▶ **Goal of the exercise**
In how many lines of the data does the word "JSON" appear? Give the number by itself.

START Given data

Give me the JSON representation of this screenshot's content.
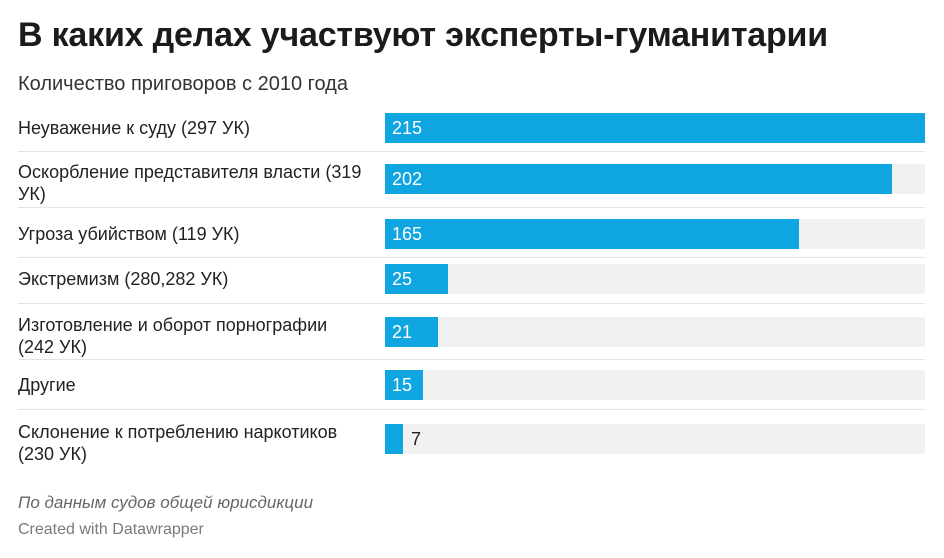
{
  "header": {
    "title": "В каких делах участвуют эксперты-гуманитарии",
    "subtitle": "Количество приговоров с 2010 года"
  },
  "footer": {
    "source": "По данным судов общей юрисдикции",
    "credit": "Created with Datawrapper"
  },
  "colors": {
    "bar": "#0ea5e0",
    "track": "#f1f1f1"
  },
  "chart_data": {
    "type": "bar",
    "orientation": "horizontal",
    "categories": [
      "Неуважение к суду (297 УК)",
      "Оскорбление представителя власти (319 УК)",
      "Угроза убийством (119 УК)",
      "Экстремизм (280,282 УК)",
      "Изготовление и оборот порнографии (242 УК)",
      "Другие",
      "Склонение к потреблению наркотиков (230 УК)"
    ],
    "values": [
      215,
      202,
      165,
      25,
      21,
      15,
      7
    ],
    "xlim": [
      0,
      215
    ],
    "grid": false,
    "data_labels": true
  }
}
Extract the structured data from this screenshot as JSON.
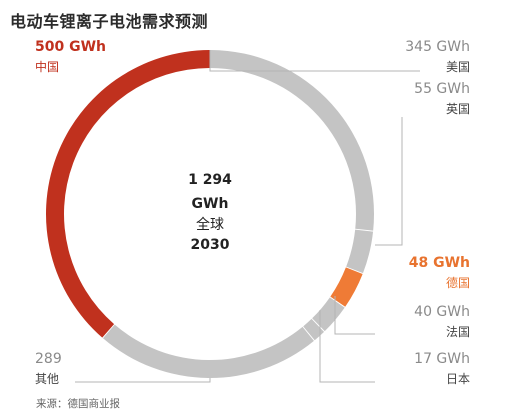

END Given data

▶ **Answer to this task**
2